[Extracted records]
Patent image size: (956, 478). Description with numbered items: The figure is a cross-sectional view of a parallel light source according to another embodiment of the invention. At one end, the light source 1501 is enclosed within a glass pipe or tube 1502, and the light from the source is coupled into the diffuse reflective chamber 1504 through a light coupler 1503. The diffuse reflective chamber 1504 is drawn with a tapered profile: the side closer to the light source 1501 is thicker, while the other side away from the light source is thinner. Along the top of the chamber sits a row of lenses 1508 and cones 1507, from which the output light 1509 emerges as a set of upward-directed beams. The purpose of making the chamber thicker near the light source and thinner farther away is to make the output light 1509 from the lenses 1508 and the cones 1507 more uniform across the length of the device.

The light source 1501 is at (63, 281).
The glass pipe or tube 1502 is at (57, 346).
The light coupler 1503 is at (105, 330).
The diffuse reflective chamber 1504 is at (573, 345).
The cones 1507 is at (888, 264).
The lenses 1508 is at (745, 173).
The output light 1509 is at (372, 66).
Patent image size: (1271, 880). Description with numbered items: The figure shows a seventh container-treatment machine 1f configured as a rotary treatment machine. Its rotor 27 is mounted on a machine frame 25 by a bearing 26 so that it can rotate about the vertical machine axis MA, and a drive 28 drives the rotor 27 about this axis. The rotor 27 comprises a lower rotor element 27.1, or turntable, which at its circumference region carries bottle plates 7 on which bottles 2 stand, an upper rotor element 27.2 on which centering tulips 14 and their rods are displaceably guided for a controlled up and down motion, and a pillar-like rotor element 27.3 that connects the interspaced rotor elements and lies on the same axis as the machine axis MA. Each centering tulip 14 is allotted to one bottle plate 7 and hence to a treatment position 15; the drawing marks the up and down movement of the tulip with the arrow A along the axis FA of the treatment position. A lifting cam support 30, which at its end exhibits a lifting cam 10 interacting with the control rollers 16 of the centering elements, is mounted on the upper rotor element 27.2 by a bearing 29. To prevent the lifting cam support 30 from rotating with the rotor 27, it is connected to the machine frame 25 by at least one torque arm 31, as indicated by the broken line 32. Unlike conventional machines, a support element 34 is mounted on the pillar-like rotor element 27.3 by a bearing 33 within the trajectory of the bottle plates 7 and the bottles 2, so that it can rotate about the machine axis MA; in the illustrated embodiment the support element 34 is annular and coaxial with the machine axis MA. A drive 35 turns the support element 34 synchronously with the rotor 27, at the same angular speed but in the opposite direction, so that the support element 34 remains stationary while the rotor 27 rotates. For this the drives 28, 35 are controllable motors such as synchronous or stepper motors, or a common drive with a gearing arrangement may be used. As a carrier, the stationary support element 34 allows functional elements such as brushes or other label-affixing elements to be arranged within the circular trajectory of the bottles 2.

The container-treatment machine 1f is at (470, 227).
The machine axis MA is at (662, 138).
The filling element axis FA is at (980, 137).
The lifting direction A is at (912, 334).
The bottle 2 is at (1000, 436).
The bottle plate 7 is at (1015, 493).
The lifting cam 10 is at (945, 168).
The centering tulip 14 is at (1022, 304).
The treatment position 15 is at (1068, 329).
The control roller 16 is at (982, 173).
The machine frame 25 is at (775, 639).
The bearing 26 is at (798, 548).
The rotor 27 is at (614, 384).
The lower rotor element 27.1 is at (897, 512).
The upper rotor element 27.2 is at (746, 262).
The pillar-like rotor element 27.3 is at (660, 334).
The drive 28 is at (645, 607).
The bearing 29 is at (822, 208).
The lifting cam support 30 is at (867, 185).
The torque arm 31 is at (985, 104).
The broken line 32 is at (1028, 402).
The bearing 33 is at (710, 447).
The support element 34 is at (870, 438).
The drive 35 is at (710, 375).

### Request:
Convert the records into a numbered list, starting at the first line and ending at the line containing "The lenses 1508 is at (745, 173).". Leave out any blank lines.

### Solution:
1. Patent image size: (956, 478). Description with numbered items: The figure is a cross-sectional view of a parallel light source according to another embodiment of the invention. At one end, the light source 1501 is enclosed within a glass pipe or tube 1502, and the light from the source is coupled into the diffuse reflective chamber 1504 through a light coupler 1503. The diffuse reflective chamber 1504 is drawn with a tapered profile: the side closer to the light source 1501 is thicker, while the other side away from the light source is thinner. Along the top of the chamber sits a row of lenses 1508 and cones 1507, from which the output light 1509 emerges as a set of upward-directed beams. The purpose of making the chamber thicker near the light source and thinner farther away is to make the output light 1509 from the lenses 1508 and the cones 1507 more uniform across the length of the device.
2. The light source 1501 is at (63, 281).
3. The glass pipe or tube 1502 is at (57, 346).
4. The light coupler 1503 is at (105, 330).
5. The diffuse reflective chamber 1504 is at (573, 345).
6. The cones 1507 is at (888, 264).
7. The lenses 1508 is at (745, 173).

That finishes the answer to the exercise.